- _Working data_:
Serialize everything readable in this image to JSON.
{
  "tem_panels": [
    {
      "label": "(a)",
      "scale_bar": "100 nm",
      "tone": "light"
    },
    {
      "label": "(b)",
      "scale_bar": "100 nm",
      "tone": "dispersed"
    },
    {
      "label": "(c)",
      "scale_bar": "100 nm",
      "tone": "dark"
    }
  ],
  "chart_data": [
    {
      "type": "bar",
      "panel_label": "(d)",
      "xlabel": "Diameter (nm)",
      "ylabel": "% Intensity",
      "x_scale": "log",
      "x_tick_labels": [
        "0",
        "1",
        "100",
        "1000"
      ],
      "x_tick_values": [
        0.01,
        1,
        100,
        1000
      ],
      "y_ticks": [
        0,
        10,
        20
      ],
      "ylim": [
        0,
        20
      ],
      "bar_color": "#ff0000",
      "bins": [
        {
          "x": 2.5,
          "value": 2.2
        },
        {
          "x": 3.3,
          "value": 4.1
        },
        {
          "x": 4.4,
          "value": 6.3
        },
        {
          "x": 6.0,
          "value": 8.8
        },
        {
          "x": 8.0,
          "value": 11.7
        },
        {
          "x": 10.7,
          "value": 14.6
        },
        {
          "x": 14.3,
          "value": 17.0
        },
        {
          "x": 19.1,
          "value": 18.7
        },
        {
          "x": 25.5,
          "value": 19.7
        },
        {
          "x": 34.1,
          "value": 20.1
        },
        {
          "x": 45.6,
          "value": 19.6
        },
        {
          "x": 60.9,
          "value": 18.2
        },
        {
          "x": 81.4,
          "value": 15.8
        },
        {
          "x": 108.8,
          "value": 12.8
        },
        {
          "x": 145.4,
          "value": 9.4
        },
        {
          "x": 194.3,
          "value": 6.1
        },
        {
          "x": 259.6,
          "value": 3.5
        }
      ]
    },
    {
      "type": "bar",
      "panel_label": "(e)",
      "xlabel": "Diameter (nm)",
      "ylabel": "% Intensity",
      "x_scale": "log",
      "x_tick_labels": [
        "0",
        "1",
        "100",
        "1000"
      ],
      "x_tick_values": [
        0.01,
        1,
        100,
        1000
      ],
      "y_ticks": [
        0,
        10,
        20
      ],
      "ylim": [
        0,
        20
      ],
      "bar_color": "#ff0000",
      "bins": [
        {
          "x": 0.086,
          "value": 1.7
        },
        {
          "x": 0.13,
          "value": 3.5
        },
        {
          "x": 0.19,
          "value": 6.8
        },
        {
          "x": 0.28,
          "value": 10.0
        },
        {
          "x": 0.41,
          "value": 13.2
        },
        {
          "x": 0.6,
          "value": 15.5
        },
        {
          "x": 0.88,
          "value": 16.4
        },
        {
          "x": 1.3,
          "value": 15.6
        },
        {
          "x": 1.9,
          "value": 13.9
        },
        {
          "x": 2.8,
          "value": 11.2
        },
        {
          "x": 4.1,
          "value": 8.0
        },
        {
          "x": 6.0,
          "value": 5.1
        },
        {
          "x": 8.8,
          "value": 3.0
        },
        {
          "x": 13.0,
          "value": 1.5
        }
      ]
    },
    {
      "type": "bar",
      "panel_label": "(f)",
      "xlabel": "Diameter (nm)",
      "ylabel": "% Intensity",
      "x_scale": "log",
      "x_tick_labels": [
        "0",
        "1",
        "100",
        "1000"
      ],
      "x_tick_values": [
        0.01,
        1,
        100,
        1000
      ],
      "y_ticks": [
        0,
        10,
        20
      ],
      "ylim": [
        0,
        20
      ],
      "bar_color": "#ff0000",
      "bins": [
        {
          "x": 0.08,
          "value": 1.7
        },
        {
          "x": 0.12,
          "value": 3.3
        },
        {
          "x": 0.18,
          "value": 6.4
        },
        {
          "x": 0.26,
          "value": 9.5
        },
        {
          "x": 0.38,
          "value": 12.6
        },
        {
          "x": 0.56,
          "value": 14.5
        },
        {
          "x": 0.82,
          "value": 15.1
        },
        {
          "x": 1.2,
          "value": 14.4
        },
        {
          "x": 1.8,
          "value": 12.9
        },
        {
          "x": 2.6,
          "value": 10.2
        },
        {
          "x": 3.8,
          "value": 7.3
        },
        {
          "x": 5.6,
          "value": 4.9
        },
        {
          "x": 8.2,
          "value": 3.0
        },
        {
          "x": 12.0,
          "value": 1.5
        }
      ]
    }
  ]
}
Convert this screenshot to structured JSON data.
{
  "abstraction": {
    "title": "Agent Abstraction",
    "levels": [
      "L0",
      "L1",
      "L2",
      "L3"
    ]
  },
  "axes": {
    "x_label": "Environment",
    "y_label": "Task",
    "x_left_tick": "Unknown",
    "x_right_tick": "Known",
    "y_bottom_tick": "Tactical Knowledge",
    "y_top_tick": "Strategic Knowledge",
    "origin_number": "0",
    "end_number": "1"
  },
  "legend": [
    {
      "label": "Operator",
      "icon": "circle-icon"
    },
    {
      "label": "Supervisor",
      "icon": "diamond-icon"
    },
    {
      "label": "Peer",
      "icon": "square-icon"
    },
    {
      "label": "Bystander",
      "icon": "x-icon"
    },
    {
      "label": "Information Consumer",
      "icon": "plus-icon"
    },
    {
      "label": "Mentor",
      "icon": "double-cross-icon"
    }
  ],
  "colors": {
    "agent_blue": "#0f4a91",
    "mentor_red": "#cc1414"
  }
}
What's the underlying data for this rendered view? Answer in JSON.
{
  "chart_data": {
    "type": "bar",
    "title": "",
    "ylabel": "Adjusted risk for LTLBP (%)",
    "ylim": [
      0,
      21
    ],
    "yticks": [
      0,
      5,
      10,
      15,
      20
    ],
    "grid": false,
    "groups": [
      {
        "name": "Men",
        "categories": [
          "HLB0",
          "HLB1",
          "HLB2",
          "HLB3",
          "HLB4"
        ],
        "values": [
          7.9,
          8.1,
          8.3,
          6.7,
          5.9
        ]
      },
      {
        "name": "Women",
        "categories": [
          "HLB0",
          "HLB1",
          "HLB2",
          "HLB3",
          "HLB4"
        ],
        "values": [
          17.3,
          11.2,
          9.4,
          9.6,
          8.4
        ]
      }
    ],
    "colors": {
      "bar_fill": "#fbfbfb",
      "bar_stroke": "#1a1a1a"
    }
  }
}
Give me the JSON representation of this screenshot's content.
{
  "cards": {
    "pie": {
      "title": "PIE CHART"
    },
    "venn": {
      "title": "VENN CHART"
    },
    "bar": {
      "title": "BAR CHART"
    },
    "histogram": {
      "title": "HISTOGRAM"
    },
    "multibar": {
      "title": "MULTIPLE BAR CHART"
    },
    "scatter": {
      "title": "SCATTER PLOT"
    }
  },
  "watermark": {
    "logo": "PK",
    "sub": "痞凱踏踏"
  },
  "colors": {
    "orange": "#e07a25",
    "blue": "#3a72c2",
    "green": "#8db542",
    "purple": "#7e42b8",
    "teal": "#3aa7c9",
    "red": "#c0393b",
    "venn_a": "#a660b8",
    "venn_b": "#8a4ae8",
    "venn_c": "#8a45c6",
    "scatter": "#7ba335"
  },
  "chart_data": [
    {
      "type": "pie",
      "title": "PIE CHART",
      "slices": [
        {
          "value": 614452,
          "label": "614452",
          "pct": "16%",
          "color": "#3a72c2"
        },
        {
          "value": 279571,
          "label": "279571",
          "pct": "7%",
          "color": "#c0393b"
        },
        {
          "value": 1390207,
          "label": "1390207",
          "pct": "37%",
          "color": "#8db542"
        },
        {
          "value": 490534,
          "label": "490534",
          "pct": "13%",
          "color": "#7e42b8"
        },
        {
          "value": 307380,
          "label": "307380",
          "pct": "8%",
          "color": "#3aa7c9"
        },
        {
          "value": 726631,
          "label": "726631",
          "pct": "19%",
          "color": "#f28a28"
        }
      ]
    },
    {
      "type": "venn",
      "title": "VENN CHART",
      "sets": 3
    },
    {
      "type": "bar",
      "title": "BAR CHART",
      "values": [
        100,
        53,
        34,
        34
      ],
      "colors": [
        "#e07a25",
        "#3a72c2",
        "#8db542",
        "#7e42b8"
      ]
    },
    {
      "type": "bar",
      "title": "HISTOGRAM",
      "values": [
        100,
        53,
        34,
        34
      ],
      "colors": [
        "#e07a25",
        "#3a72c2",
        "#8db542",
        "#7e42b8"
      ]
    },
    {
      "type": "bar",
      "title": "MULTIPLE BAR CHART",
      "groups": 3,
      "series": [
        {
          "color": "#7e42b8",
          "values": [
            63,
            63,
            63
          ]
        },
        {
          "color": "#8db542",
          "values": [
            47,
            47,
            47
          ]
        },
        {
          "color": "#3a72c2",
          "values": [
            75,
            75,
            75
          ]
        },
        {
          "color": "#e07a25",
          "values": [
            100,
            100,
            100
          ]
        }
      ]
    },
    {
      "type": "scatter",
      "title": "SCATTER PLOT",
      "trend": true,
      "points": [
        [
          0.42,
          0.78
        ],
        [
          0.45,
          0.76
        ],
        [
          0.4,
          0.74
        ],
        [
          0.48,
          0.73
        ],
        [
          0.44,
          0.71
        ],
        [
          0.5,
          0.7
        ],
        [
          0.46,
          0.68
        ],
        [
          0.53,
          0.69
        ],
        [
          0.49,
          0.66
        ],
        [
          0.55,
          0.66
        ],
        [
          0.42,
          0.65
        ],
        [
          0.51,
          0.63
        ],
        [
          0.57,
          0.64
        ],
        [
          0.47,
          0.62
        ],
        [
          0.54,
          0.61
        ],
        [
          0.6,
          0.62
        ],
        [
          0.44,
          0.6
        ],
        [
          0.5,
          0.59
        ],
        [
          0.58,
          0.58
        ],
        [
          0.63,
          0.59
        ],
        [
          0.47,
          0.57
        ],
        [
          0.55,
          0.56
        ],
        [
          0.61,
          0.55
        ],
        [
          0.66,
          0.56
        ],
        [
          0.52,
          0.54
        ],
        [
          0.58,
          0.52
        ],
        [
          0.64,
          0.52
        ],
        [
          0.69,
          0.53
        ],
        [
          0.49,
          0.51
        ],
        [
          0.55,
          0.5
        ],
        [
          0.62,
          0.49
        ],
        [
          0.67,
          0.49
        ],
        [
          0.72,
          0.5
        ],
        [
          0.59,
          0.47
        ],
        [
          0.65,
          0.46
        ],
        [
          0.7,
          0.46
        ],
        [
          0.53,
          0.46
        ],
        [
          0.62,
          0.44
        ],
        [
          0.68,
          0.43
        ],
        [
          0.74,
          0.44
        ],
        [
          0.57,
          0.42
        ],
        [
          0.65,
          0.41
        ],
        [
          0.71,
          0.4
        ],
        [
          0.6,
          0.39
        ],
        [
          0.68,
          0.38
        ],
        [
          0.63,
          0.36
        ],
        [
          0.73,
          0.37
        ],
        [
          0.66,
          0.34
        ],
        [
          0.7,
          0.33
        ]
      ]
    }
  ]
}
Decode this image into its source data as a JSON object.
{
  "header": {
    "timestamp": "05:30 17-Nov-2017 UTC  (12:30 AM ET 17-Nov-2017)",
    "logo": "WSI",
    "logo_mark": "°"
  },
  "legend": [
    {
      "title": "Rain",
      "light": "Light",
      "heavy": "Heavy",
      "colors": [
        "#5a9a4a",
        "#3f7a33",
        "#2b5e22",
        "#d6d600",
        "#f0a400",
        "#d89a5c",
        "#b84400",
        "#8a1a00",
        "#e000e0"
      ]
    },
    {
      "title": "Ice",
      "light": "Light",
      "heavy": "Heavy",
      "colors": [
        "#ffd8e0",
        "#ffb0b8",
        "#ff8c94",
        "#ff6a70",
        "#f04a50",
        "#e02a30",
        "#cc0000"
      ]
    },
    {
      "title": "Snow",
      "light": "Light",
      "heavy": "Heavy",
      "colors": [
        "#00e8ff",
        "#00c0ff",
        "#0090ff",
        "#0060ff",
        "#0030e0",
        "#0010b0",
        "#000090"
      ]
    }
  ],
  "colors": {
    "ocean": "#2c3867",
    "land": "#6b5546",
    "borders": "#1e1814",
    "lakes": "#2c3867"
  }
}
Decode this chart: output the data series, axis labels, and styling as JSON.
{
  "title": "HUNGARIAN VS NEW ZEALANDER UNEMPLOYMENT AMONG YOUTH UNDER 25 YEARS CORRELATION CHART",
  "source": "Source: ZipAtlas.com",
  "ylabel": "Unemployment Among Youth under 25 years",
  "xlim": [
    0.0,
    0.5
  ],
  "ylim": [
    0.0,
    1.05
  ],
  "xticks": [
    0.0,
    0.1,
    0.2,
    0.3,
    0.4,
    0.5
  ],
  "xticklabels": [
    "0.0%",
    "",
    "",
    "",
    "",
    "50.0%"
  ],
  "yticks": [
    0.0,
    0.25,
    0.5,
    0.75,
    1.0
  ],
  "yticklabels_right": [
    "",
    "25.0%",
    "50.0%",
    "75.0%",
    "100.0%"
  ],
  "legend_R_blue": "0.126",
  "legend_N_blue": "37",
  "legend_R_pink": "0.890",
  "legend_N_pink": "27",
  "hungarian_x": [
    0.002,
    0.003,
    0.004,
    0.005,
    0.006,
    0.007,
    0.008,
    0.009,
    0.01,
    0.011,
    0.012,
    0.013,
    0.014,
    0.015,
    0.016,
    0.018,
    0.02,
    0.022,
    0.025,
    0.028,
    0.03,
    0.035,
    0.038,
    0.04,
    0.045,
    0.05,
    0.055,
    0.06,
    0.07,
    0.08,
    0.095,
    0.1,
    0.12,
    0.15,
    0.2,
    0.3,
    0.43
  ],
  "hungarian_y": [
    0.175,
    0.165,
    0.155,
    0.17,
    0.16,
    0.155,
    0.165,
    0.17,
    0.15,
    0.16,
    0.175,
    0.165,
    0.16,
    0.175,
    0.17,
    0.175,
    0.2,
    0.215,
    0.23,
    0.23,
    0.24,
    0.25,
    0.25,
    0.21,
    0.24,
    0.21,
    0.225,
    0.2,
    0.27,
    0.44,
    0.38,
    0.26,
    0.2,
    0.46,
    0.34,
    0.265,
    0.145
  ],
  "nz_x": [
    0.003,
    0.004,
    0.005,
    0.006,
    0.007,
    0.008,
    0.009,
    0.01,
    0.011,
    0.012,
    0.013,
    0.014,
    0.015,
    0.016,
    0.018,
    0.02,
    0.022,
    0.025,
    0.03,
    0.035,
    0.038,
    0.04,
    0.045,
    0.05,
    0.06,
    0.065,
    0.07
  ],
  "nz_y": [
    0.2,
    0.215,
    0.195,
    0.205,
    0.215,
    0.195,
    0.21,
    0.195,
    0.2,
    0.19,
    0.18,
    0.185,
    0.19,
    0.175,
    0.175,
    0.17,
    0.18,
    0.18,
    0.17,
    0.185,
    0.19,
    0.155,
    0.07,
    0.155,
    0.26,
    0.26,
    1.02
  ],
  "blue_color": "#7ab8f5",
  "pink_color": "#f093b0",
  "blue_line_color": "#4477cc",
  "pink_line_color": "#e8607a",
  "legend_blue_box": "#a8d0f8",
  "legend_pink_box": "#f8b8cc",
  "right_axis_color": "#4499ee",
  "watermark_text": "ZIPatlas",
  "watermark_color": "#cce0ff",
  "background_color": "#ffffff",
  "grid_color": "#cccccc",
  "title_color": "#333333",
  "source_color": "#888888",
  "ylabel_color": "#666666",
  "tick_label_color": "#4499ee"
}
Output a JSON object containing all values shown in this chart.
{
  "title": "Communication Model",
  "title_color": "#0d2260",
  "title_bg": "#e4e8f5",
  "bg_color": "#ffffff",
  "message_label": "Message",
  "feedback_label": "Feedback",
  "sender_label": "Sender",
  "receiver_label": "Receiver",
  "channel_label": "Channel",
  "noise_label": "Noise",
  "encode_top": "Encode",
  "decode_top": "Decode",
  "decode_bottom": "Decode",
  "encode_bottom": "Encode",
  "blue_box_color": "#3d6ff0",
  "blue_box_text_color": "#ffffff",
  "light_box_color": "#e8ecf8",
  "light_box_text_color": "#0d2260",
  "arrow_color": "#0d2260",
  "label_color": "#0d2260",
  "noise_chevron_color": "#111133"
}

- _Written problem_: Exactly reproduce the lines from the one containing "Output a JSON" through the end of the records, and only those lines.

- _In response_:
Output a JSON object containing all values shown in this chart.
{
  "title": "Communication Model",
  "title_color": "#0d2260",
  "title_bg": "#e4e8f5",
  "bg_color": "#ffffff",
  "message_label": "Message",
  "feedback_label": "Feedback",
  "sender_label": "Sender",
  "receiver_label": "Receiver",
  "channel_label": "Channel",
  "noise_label": "Noise",
  "encode_top": "Encode",
  "decode_top": "Decode",
  "decode_bottom": "Decode",
  "encode_bottom": "Encode",
  "blue_box_color": "#3d6ff0",
  "blue_box_text_color": "#ffffff",
  "light_box_color": "#e8ecf8",
  "light_box_text_color": "#0d2260",
  "arrow_color": "#0d2260",
  "label_color": "#0d2260",
  "noise_chevron_color": "#111133"
}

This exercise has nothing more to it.